── EXCERPTED DATA
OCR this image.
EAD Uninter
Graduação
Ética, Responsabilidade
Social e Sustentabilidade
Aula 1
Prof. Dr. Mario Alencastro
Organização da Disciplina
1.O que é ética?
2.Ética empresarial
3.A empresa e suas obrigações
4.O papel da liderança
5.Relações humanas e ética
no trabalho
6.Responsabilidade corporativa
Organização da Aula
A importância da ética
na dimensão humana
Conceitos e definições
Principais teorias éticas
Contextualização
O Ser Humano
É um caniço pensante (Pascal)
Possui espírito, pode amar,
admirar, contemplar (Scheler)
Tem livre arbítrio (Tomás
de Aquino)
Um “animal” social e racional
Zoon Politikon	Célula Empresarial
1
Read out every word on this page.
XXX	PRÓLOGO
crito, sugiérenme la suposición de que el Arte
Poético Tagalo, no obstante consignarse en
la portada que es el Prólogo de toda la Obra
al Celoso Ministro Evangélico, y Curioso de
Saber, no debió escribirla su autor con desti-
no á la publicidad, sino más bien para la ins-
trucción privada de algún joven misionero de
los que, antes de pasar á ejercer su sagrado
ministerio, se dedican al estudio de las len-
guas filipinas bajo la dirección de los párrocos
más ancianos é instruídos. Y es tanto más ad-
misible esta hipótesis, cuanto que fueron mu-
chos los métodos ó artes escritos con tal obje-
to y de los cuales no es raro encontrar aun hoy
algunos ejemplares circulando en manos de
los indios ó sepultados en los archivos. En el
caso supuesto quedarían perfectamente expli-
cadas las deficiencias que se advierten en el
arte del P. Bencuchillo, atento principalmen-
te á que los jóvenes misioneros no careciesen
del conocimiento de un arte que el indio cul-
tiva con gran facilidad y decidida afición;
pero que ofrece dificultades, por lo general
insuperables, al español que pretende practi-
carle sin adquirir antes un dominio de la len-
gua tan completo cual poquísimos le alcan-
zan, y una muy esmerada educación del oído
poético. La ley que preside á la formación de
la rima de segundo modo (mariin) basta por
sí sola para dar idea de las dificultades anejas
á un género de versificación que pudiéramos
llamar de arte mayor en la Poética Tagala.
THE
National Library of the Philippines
────
── EXCERPTED DATA
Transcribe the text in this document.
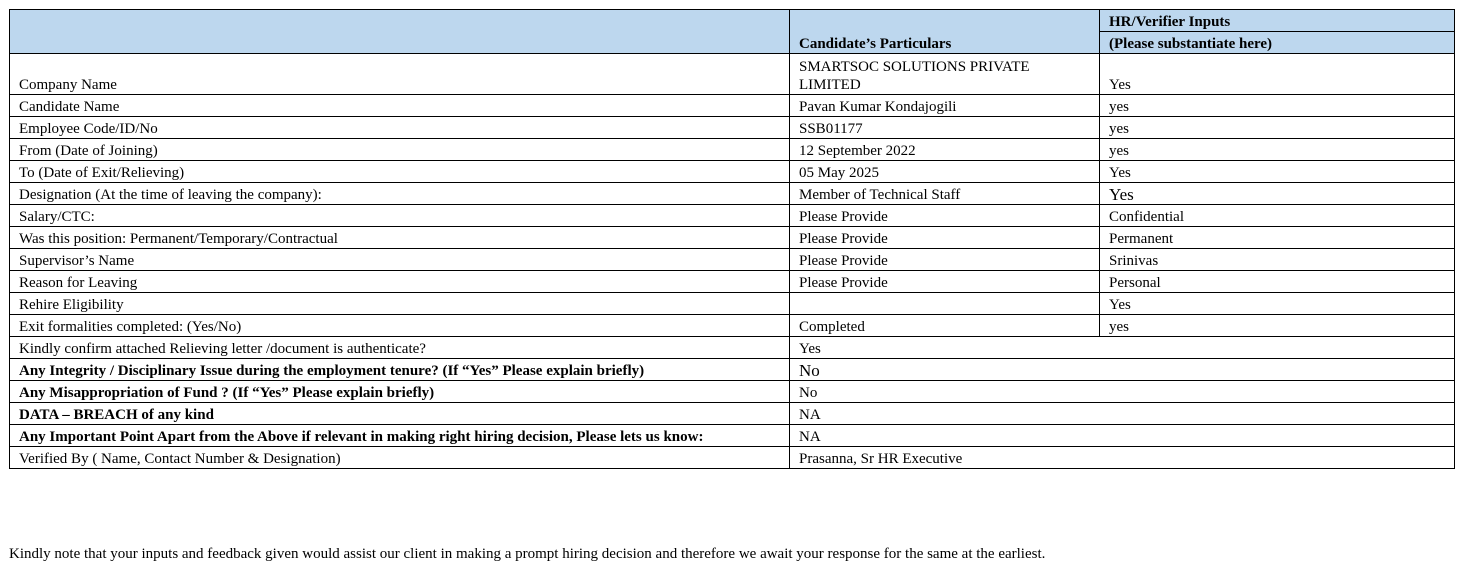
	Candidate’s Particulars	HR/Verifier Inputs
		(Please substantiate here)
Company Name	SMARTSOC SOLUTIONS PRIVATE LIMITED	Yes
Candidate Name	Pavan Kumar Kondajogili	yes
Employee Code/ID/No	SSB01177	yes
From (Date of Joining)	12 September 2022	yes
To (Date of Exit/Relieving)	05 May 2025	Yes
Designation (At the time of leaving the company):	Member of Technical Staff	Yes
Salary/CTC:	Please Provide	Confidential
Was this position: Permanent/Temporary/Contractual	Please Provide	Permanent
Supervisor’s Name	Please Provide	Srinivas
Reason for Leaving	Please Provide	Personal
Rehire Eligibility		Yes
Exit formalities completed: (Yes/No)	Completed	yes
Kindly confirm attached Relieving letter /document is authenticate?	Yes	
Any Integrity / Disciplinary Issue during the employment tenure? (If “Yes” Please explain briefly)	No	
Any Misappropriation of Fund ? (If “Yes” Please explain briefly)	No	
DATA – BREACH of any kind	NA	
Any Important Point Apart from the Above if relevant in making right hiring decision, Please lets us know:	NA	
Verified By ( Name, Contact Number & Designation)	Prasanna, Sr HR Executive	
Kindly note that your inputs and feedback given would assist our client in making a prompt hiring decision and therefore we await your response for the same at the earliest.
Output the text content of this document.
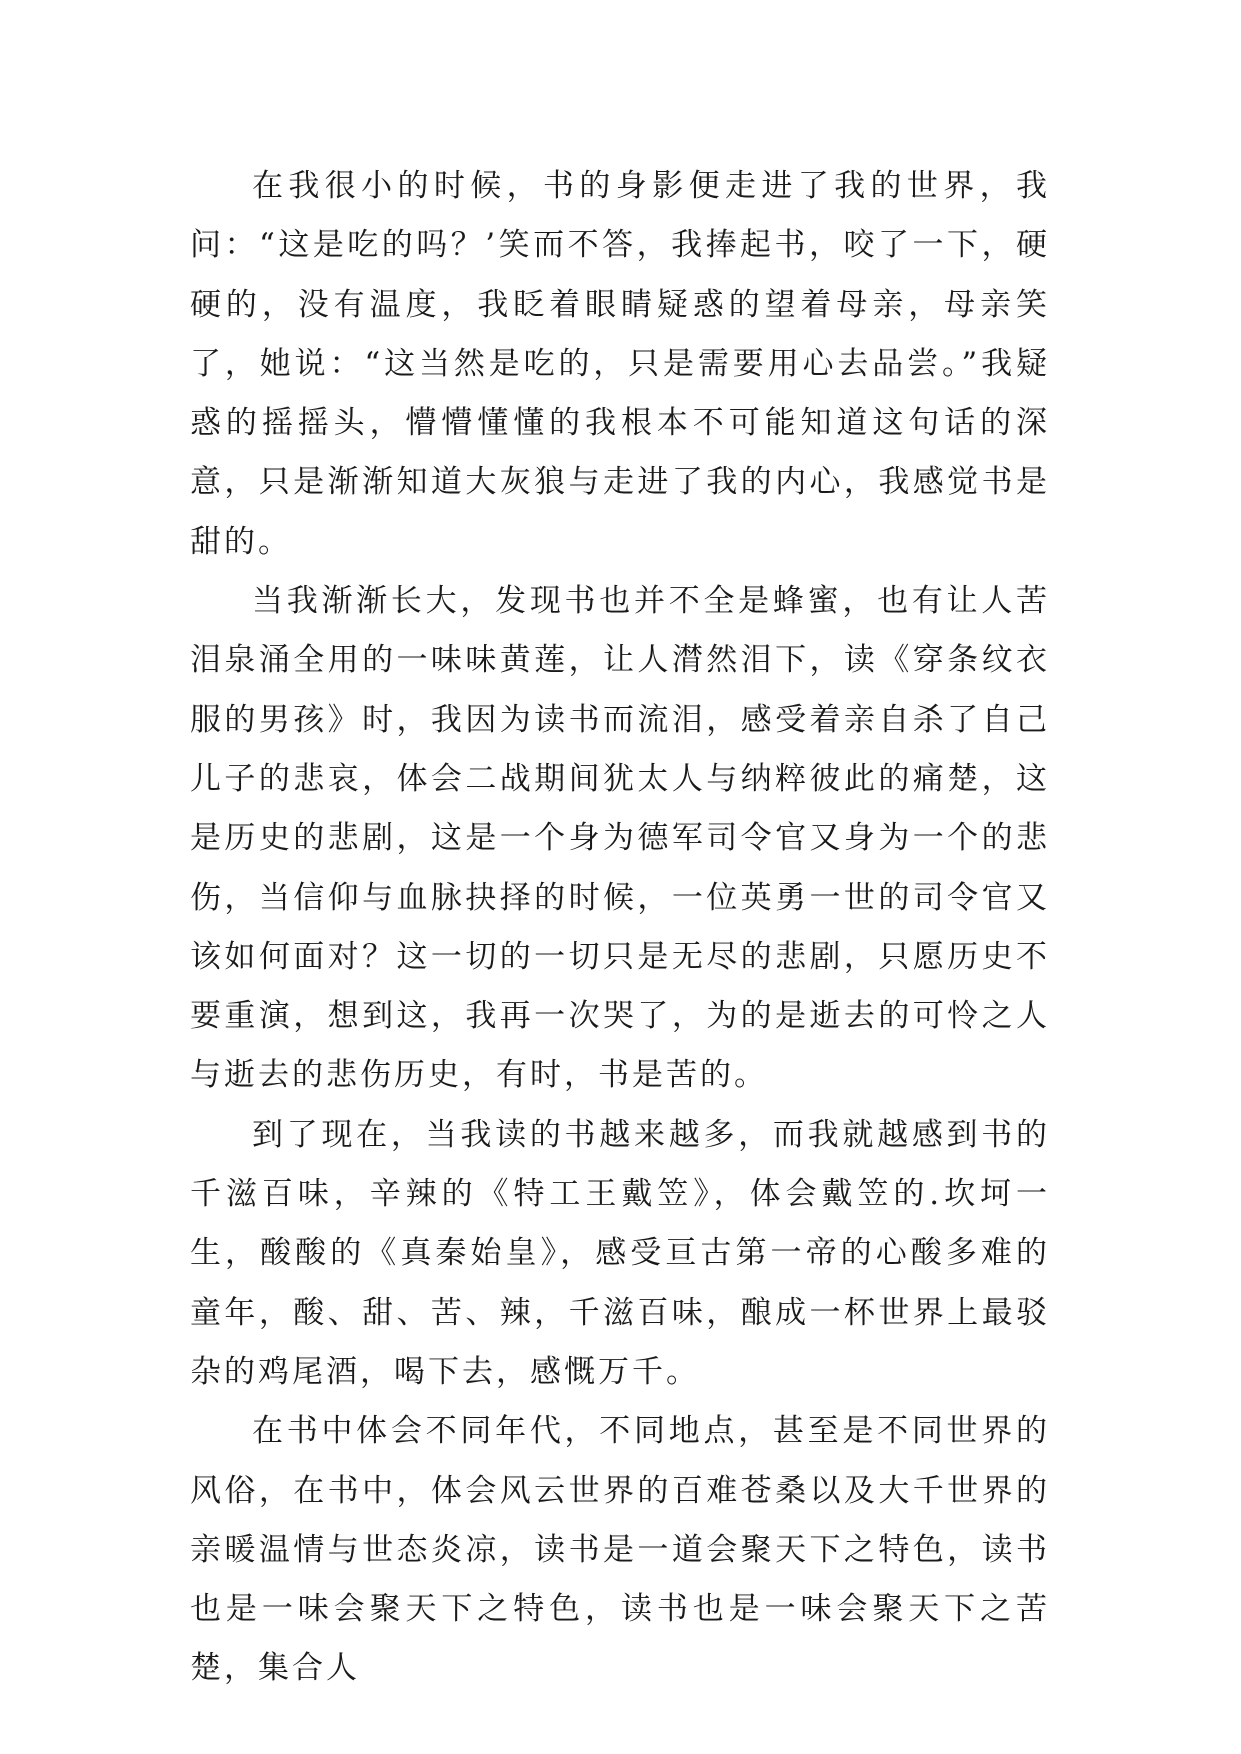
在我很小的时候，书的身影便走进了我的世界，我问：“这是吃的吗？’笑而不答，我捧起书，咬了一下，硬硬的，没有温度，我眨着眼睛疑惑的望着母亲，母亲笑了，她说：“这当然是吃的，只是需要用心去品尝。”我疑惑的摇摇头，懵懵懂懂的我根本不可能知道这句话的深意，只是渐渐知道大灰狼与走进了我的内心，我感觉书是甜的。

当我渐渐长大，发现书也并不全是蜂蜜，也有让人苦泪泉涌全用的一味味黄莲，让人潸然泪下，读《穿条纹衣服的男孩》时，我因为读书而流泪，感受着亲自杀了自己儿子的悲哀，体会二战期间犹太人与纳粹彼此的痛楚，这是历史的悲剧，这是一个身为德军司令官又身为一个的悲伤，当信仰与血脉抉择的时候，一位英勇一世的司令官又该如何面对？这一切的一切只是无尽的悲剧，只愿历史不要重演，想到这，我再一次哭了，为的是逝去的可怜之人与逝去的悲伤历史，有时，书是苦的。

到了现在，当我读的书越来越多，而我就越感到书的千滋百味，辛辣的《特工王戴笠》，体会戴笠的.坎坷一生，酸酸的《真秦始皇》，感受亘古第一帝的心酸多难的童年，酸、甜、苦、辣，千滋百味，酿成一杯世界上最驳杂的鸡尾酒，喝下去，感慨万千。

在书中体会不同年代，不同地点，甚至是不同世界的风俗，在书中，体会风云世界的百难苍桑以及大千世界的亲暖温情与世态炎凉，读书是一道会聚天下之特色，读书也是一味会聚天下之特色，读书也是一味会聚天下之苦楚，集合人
────
• [WHAT YOU NEED TO DO]: Pull out each line of the records holding the string "dificultades".

• [SOLUTION FOR THIS PROBLEM]:
pero que ofrece dificultades, por lo general
sí sola para dar idea de las dificultades anejas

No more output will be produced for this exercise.